BRANO DA LEGGERE:
● ● ●

Il valore medio delle frodi conferma la diversa natura degli strumenti: 5.864 euro per i bonifici ordinari, 1.666 per quelli istantanei. Le carte e le prepagate restano invece associate a operazioni di importo molto più contenuto (in media 87 e 45 euro rispettivamente), mentre i prelievi fraudolenti da ATM si attestano a 471 euro.
Il Rapporto evidenzia anche un forte connotato geografico delle frodi. Per carte e moneta elettronica prevalgono nettamente le operazioni transfrontaliere: 66% del valore totale delle frodi sulle carte e 75% su quelle con moneta elettronica. Al contrario, i bonifici restano un fenomeno prevalentemente domestico, con una quota transfrontaliera del 30% in valore.
La differenza tra operazioni a distanza e in presenza è ancora marcata, seppur in attenuazione. Con le carte, i pagamenti online rappresentano il 73,5% del valore totale delle frodi e il 76% del numero, nonostante la maggioranza delle transazioni avvenga su POS fisici. Il tasso di frode per l'e-commerce è dello 0,07% in valore, oltre dieci volte superiore rispetto agli acquisti in negozio (0,006%). Anche per la moneta elettronica si conferma la maggiore esposizione dei pagamenti a distanza, pur in calo rispetto al 2023.

Le nuove insidie: la manipolazione del pagatore

La vera novità è l'aumento delle frodi con consenso indotto. Si tratta della cosiddetta "manipolazione del pagatore": il cliente, convinto da tecniche di ingegneria sociale - phishing, vishing, spoofing - dispone volontariamente un pagamento verso un beneficiario fraudolento.
Questa tipologia di frode ha registrato un incremento del 49% in valore nel secondo semestre 2024 e oggi rappresenta il 67% del valore delle frodi sui bonifici. In calo invece le frodi "non autorizzate" (-7% in valore, -24% nel numero), che comprendono clonazioni, furti di dati, smarrimenti di carte.
Il punto critico è che, essendo il cliente stesso ad autorizzare il pagamento, i meccanismi automatici di rimborso non si attivano, rendendo più difficile recuperare le somme. Nei bonifici, l'89% delle perdite resta a carico dell'utente.

● ● ●

DATI FORNITI:

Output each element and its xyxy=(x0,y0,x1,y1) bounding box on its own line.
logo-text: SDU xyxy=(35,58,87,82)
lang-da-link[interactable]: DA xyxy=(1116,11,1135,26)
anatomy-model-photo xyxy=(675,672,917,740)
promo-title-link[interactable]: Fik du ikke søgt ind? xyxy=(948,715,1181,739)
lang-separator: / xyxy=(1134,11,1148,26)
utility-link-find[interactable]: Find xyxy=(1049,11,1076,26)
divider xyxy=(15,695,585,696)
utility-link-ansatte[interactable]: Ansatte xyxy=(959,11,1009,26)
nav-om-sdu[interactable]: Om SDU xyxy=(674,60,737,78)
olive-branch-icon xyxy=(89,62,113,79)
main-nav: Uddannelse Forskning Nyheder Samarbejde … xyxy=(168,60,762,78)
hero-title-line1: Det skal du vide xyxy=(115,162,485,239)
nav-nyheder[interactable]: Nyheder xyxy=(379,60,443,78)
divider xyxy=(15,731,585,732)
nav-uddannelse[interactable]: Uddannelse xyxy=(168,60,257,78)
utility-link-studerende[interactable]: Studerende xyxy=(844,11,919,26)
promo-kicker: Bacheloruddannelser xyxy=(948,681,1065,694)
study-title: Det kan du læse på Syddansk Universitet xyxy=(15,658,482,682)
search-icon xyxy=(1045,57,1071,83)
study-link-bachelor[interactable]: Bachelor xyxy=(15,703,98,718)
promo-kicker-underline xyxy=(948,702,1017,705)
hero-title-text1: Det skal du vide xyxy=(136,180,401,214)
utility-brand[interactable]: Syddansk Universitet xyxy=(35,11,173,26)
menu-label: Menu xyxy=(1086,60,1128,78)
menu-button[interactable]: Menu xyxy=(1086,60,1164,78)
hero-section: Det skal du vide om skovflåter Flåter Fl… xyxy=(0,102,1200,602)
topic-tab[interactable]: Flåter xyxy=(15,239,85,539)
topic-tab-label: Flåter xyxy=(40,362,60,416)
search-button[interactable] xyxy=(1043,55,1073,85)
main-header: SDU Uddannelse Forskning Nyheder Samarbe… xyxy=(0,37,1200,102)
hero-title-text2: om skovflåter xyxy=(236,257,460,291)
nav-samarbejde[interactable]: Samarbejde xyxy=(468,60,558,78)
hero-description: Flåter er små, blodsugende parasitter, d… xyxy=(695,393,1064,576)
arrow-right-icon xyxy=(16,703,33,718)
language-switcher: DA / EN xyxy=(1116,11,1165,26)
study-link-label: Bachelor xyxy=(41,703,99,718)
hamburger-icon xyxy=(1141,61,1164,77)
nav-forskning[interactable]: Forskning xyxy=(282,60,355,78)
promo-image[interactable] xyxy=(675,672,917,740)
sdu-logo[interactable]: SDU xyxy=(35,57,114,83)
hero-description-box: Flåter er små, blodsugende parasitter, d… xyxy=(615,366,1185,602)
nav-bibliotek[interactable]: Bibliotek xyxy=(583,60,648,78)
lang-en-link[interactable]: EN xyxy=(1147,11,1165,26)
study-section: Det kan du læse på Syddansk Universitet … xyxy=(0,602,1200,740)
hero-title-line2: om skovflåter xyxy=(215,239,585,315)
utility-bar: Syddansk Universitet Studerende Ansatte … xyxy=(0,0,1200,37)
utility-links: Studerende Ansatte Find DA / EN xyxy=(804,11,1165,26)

● ● ●

COSA FARAI:
Restituisci senza alcuna modifica il passo del brano sulle frodi nei pagamenti che va da "Le nuove insidie: la" a "un beneficiario fraudolento.". I record non hanno alcun legame con il brano.

ESERCIZIO SVOLTO:
Le nuove insidie: la manipolazione del pagatore

La vera novità è l'aumento delle frodi con consenso indotto. Si tratta della cosiddetta "manipolazione del pagatore": il cliente, convinto da tecniche di ingegneria sociale - phishing, vishing, spoofing - dispone volontariamente un pagamento verso un beneficiario fraudolento.